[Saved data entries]
--- BEGIN ---

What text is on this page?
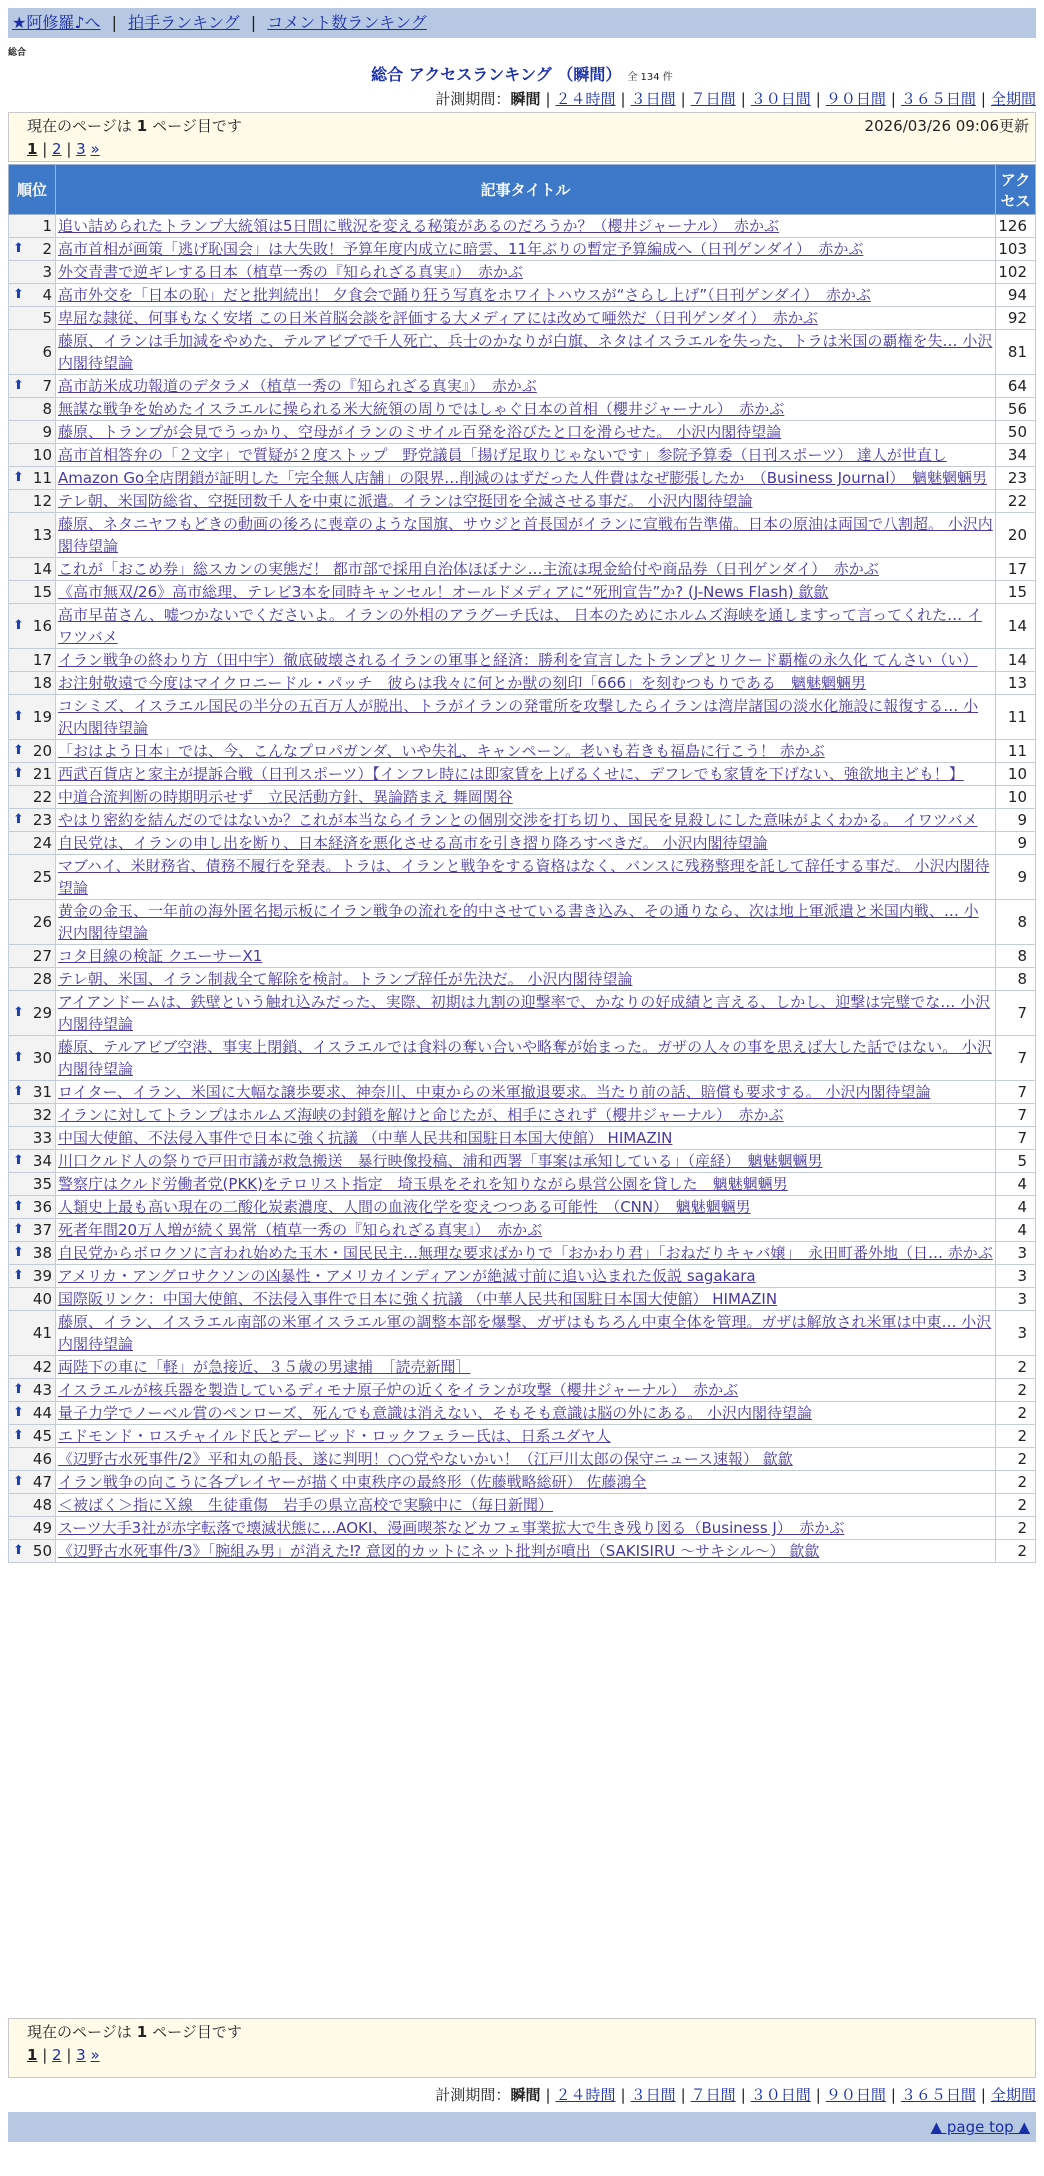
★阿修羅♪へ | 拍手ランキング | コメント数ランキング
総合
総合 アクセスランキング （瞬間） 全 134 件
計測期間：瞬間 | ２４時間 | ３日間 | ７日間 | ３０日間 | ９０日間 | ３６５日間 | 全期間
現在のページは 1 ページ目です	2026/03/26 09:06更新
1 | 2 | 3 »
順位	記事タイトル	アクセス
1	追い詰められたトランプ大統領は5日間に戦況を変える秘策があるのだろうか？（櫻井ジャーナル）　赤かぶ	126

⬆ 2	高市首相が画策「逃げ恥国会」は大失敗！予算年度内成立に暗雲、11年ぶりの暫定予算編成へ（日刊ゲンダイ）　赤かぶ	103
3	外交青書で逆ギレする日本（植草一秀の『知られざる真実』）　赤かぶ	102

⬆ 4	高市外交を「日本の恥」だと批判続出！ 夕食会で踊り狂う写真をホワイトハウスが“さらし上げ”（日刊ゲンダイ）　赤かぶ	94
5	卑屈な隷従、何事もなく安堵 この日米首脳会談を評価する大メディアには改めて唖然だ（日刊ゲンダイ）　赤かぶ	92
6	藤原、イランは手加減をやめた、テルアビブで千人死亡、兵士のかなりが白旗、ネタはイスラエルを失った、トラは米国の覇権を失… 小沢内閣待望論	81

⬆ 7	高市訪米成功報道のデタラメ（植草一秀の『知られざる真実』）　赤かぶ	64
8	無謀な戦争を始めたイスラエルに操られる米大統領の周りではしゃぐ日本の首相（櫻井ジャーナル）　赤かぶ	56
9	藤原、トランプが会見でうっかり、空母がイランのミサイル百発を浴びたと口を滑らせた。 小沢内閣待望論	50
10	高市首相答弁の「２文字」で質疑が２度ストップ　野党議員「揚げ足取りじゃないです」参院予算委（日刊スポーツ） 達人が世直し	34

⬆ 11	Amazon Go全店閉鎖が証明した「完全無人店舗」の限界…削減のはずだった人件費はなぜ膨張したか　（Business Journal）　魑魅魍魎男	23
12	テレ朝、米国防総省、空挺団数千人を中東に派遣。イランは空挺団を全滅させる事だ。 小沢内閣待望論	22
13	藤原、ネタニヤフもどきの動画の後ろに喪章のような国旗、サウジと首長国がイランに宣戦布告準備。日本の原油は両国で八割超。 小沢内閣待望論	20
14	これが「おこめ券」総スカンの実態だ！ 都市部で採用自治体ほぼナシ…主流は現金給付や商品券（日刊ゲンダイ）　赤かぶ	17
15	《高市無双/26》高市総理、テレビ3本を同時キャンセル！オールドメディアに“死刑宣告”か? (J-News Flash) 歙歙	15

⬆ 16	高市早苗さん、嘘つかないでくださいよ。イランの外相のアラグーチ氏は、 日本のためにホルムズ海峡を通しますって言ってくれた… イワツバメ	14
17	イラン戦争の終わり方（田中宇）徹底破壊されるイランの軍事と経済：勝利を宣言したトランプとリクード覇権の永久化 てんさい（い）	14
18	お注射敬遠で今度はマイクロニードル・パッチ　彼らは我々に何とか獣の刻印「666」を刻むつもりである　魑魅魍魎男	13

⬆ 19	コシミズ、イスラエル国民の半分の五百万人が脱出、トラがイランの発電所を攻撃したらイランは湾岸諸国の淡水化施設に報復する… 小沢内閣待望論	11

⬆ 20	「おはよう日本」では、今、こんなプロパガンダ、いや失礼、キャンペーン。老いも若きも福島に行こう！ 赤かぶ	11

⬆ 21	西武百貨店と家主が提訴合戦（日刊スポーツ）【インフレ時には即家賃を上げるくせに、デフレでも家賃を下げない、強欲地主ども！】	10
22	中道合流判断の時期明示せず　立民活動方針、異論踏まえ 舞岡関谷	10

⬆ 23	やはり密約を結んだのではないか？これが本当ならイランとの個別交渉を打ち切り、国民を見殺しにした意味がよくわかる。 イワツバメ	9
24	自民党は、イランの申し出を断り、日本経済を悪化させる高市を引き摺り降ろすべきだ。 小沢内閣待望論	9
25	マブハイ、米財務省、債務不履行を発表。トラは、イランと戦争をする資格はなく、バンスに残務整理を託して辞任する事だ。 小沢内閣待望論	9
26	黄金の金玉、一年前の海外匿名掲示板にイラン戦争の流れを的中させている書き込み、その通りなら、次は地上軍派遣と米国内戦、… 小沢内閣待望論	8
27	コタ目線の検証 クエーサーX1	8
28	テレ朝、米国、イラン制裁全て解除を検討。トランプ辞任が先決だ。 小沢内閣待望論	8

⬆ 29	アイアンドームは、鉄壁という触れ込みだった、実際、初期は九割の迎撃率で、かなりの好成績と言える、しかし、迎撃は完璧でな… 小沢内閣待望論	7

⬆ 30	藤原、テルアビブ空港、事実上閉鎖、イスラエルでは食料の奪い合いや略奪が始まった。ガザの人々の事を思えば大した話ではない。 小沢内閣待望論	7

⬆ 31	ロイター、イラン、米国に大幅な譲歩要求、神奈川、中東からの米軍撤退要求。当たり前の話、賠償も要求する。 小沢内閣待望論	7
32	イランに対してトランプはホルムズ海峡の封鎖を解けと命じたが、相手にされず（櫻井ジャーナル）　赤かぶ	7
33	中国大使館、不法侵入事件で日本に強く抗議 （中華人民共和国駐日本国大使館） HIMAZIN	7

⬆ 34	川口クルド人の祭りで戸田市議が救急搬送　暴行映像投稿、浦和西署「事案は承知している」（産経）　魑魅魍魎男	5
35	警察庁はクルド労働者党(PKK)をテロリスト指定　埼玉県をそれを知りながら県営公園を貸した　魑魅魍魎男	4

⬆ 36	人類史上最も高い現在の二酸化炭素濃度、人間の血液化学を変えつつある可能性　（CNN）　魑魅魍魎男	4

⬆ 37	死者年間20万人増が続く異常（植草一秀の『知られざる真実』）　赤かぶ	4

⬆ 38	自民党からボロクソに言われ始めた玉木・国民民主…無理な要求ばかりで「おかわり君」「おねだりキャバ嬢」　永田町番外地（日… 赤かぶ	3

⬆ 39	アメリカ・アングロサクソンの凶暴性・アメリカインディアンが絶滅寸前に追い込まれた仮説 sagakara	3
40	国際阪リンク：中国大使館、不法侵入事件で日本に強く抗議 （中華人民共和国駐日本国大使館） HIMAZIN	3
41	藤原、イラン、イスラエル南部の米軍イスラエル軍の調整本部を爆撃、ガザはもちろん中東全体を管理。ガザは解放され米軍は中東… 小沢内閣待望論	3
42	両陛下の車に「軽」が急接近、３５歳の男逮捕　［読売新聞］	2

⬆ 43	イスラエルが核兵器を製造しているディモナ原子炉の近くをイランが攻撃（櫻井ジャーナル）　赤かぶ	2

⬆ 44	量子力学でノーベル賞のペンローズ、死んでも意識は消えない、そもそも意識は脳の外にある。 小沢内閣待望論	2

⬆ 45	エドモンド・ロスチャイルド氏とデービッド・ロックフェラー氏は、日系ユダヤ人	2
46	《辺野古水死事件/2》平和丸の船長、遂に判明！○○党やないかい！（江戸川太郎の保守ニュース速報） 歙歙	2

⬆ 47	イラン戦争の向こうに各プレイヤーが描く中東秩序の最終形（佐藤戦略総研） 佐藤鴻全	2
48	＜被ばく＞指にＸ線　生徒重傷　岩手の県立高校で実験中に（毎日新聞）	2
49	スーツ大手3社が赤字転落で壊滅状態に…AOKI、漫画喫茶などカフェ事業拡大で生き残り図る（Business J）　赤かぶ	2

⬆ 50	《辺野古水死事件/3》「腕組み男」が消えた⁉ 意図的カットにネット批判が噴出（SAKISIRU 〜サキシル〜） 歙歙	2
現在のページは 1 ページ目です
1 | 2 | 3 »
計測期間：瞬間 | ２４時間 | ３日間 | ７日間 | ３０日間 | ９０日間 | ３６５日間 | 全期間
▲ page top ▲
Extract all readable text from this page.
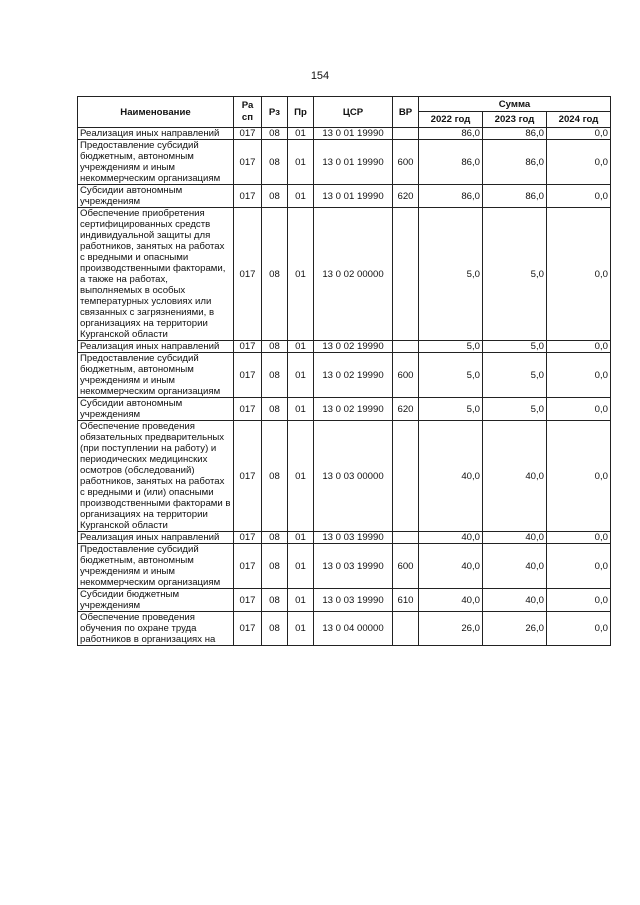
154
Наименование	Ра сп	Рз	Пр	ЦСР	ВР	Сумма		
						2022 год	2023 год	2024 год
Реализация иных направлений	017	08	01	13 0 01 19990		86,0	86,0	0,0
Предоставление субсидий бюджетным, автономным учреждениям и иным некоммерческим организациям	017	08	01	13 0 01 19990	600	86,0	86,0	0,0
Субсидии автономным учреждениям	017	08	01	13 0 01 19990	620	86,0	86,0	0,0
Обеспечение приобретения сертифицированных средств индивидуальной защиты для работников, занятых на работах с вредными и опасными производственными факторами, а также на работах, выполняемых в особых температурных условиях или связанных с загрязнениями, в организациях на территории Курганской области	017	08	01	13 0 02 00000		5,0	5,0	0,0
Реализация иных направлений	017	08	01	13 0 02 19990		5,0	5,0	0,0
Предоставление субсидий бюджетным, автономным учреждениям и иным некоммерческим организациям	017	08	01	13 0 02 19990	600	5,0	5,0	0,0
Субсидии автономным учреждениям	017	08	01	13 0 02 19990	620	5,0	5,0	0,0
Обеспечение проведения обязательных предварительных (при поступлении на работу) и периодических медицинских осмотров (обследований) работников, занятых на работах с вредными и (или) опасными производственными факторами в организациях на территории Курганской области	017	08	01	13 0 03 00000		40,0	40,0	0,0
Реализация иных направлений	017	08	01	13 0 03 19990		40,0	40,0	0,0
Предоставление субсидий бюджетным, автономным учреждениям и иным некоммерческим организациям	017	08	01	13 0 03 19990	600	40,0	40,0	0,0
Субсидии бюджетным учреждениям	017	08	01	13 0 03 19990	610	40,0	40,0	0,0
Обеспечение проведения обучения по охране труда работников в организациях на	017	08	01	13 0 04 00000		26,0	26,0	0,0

--- END ---

__WHAT YOU WILL DO__: Determine how many lines in the data above contain the string "факторами". Give nothing except the number.

__SOLUTION__: 2